What is being asked: Write the listing out again, all of it, word for word.

== Input data ==

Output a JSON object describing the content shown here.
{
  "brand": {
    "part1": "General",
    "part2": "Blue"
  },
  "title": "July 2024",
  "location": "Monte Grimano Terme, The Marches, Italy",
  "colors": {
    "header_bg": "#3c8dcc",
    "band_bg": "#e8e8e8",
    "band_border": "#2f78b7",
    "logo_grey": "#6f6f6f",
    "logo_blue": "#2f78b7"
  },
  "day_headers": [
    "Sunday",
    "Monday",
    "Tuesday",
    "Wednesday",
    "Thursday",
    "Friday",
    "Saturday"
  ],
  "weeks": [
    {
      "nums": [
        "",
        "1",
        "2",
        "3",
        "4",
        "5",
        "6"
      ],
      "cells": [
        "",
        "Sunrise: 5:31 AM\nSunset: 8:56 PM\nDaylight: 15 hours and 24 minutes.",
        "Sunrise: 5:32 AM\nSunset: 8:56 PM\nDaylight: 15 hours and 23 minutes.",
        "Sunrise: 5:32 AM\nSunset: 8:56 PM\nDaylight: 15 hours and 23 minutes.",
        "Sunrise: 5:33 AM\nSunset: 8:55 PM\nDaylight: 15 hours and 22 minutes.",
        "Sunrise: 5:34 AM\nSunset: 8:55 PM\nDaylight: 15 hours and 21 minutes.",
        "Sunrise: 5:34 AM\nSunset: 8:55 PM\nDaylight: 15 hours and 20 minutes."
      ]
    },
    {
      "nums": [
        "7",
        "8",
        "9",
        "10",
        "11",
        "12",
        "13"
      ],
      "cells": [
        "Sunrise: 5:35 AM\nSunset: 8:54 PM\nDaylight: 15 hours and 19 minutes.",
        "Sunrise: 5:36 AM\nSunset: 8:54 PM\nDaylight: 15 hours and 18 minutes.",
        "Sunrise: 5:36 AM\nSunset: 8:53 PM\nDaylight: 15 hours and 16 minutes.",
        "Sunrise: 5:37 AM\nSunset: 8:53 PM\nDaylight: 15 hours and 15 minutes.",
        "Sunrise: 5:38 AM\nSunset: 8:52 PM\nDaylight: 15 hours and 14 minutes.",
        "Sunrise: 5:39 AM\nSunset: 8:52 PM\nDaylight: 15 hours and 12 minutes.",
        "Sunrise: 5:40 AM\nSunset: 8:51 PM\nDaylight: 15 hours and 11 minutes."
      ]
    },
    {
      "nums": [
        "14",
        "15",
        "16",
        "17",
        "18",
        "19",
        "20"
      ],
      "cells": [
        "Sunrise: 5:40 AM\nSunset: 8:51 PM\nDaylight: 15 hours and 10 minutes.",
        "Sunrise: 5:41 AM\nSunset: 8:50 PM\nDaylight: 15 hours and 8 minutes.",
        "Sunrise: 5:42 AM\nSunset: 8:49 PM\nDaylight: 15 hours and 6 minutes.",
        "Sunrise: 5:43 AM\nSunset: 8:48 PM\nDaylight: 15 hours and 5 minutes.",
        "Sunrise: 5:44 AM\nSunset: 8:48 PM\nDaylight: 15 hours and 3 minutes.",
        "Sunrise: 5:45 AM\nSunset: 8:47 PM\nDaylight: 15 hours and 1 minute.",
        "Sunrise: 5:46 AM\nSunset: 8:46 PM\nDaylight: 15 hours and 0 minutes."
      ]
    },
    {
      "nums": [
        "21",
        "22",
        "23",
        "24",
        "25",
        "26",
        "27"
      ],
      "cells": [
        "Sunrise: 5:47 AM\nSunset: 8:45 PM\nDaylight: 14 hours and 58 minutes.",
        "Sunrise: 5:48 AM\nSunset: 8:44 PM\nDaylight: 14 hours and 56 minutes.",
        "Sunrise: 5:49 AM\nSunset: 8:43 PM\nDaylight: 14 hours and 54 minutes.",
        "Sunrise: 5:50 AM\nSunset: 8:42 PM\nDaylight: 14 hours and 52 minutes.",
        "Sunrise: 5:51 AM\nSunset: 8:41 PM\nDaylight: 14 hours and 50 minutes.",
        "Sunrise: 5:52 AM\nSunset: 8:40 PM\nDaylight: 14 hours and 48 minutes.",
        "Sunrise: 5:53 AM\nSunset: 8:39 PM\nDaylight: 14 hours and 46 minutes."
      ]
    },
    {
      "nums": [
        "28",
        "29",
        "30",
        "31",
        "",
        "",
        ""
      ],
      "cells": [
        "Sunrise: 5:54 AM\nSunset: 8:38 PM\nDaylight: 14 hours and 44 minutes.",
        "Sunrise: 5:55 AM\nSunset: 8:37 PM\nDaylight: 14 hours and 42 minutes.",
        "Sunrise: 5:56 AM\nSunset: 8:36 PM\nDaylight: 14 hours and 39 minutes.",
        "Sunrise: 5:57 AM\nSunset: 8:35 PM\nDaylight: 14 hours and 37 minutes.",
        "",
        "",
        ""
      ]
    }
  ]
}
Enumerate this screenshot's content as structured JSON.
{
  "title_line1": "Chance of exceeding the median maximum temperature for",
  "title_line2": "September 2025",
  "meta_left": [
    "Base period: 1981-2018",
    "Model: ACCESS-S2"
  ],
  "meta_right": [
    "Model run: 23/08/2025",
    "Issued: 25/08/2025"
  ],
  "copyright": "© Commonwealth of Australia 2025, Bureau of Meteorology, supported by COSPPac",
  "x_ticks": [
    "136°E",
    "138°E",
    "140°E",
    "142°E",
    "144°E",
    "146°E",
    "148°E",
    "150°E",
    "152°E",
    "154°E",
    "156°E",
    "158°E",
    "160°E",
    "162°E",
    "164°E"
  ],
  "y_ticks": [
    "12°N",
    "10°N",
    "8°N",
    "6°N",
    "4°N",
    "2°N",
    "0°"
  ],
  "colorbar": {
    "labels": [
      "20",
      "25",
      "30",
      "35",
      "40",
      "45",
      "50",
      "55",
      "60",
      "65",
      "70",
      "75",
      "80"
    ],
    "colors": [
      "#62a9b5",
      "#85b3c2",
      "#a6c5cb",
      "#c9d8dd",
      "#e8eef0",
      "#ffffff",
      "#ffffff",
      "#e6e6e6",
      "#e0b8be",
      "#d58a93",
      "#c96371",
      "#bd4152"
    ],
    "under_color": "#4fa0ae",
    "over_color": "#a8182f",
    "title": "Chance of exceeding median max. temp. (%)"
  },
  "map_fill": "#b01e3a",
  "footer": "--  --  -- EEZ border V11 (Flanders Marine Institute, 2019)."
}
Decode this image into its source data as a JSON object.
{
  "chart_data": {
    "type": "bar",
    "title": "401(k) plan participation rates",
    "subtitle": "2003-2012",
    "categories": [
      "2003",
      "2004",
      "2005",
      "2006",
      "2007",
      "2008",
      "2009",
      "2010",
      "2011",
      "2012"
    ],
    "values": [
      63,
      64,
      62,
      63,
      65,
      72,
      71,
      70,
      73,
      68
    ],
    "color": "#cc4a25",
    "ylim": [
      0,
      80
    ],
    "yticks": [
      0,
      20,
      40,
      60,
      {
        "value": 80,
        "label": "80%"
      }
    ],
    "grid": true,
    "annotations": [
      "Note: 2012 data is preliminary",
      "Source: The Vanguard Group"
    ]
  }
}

===

Correct result:
Output a JSON object describing the content shown here.
{
  "brand": {
    "part1": "General",
    "part2": "Blue"
  },
  "title": "July 2024",
  "location": "Monte Grimano Terme, The Marches, Italy",
  "colors": {
    "header_bg": "#3c8dcc",
    "band_bg": "#e8e8e8",
    "band_border": "#2f78b7",
    "logo_grey": "#6f6f6f",
    "logo_blue": "#2f78b7"
  },
  "day_headers": [
    "Sunday",
    "Monday",
    "Tuesday",
    "Wednesday",
    "Thursday",
    "Friday",
    "Saturday"
  ],
  "weeks": [
    {
      "nums": [
        "",
        "1",
        "2",
        "3",
        "4",
        "5",
        "6"
      ],
      "cells": [
        "",
        "Sunrise: 5:31 AM\nSunset: 8:56 PM\nDaylight: 15 hours and 24 minutes.",
        "Sunrise: 5:32 AM\nSunset: 8:56 PM\nDaylight: 15 hours and 23 minutes.",
        "Sunrise: 5:32 AM\nSunset: 8:56 PM\nDaylight: 15 hours and 23 minutes.",
        "Sunrise: 5:33 AM\nSunset: 8:55 PM\nDaylight: 15 hours and 22 minutes.",
        "Sunrise: 5:34 AM\nSunset: 8:55 PM\nDaylight: 15 hours and 21 minutes.",
        "Sunrise: 5:34 AM\nSunset: 8:55 PM\nDaylight: 15 hours and 20 minutes."
      ]
    },
    {
      "nums": [
        "7",
        "8",
        "9",
        "10",
        "11",
        "12",
        "13"
      ],
      "cells": [
        "Sunrise: 5:35 AM\nSunset: 8:54 PM\nDaylight: 15 hours and 19 minutes.",
        "Sunrise: 5:36 AM\nSunset: 8:54 PM\nDaylight: 15 hours and 18 minutes.",
        "Sunrise: 5:36 AM\nSunset: 8:53 PM\nDaylight: 15 hours and 16 minutes.",
        "Sunrise: 5:37 AM\nSunset: 8:53 PM\nDaylight: 15 hours and 15 minutes.",
        "Sunrise: 5:38 AM\nSunset: 8:52 PM\nDaylight: 15 hours and 14 minutes.",
        "Sunrise: 5:39 AM\nSunset: 8:52 PM\nDaylight: 15 hours and 12 minutes.",
        "Sunrise: 5:40 AM\nSunset: 8:51 PM\nDaylight: 15 hours and 11 minutes."
      ]
    },
    {
      "nums": [
        "14",
        "15",
        "16",
        "17",
        "18",
        "19",
        "20"
      ],
      "cells": [
        "Sunrise: 5:40 AM\nSunset: 8:51 PM\nDaylight: 15 hours and 10 minutes.",
        "Sunrise: 5:41 AM\nSunset: 8:50 PM\nDaylight: 15 hours and 8 minutes.",
        "Sunrise: 5:42 AM\nSunset: 8:49 PM\nDaylight: 15 hours and 6 minutes.",
        "Sunrise: 5:43 AM\nSunset: 8:48 PM\nDaylight: 15 hours and 5 minutes.",
        "Sunrise: 5:44 AM\nSunset: 8:48 PM\nDaylight: 15 hours and 3 minutes.",
        "Sunrise: 5:45 AM\nSunset: 8:47 PM\nDaylight: 15 hours and 1 minute.",
        "Sunrise: 5:46 AM\nSunset: 8:46 PM\nDaylight: 15 hours and 0 minutes."
      ]
    },
    {
      "nums": [
        "21",
        "22",
        "23",
        "24",
        "25",
        "26",
        "27"
      ],
      "cells": [
        "Sunrise: 5:47 AM\nSunset: 8:45 PM\nDaylight: 14 hours and 58 minutes.",
        "Sunrise: 5:48 AM\nSunset: 8:44 PM\nDaylight: 14 hours and 56 minutes.",
        "Sunrise: 5:49 AM\nSunset: 8:43 PM\nDaylight: 14 hours and 54 minutes.",
        "Sunrise: 5:50 AM\nSunset: 8:42 PM\nDaylight: 14 hours and 52 minutes.",
        "Sunrise: 5:51 AM\nSunset: 8:41 PM\nDaylight: 14 hours and 50 minutes.",
        "Sunrise: 5:52 AM\nSunset: 8:40 PM\nDaylight: 14 hours and 48 minutes.",
        "Sunrise: 5:53 AM\nSunset: 8:39 PM\nDaylight: 14 hours and 46 minutes."
      ]
    },
    {
      "nums": [
        "28",
        "29",
        "30",
        "31",
        "",
        "",
        ""
      ],
      "cells": [
        "Sunrise: 5:54 AM\nSunset: 8:38 PM\nDaylight: 14 hours and 44 minutes.",
        "Sunrise: 5:55 AM\nSunset: 8:37 PM\nDaylight: 14 hours and 42 minutes.",
        "Sunrise: 5:56 AM\nSunset: 8:36 PM\nDaylight: 14 hours and 39 minutes.",
        "Sunrise: 5:57 AM\nSunset: 8:35 PM\nDaylight: 14 hours and 37 minutes.",
        "",
        "",
        ""
      ]
    }
  ]
}
Enumerate this screenshot's content as structured JSON.
{
  "title_line1": "Chance of exceeding the median maximum temperature for",
  "title_line2": "September 2025",
  "meta_left": [
    "Base period: 1981-2018",
    "Model: ACCESS-S2"
  ],
  "meta_right": [
    "Model run: 23/08/2025",
    "Issued: 25/08/2025"
  ],
  "copyright": "© Commonwealth of Australia 2025, Bureau of Meteorology, supported by COSPPac",
  "x_ticks": [
    "136°E",
    "138°E",
    "140°E",
    "142°E",
    "144°E",
    "146°E",
    "148°E",
    "150°E",
    "152°E",
    "154°E",
    "156°E",
    "158°E",
    "160°E",
    "162°E",
    "164°E"
  ],
  "y_ticks": [
    "12°N",
    "10°N",
    "8°N",
    "6°N",
    "4°N",
    "2°N",
    "0°"
  ],
  "colorbar": {
    "labels": [
      "20",
      "25",
      "30",
      "35",
      "40",
      "45",
      "50",
      "55",
      "60",
      "65",
      "70",
      "75",
      "80"
    ],
    "colors": [
      "#62a9b5",
      "#85b3c2",
      "#a6c5cb",
      "#c9d8dd",
      "#e8eef0",
      "#ffffff",
      "#ffffff",
      "#e6e6e6",
      "#e0b8be",
      "#d58a93",
      "#c96371",
      "#bd4152"
    ],
    "under_color": "#4fa0ae",
    "over_color": "#a8182f",
    "title": "Chance of exceeding median max. temp. (%)"
  },
  "map_fill": "#b01e3a",
  "footer": "--  --  -- EEZ border V11 (Flanders Marine Institute, 2019)."
}
Decode this image into its source data as a JSON object.
{
  "chart_data": {
    "type": "bar",
    "title": "401(k) plan participation rates",
    "subtitle": "2003-2012",
    "categories": [
      "2003",
      "2004",
      "2005",
      "2006",
      "2007",
      "2008",
      "2009",
      "2010",
      "2011",
      "2012"
    ],
    "values": [
      63,
      64,
      62,
      63,
      65,
      72,
      71,
      70,
      73,
      68
    ],
    "color": "#cc4a25",
    "ylim": [
      0,
      80
    ],
    "yticks": [
      0,
      20,
      40,
      60,
      {
        "value": 80,
        "label": "80%"
      }
    ],
    "grid": true,
    "annotations": [
      "Note: 2012 data is preliminary",
      "Source: The Vanguard Group"
    ]
  }
}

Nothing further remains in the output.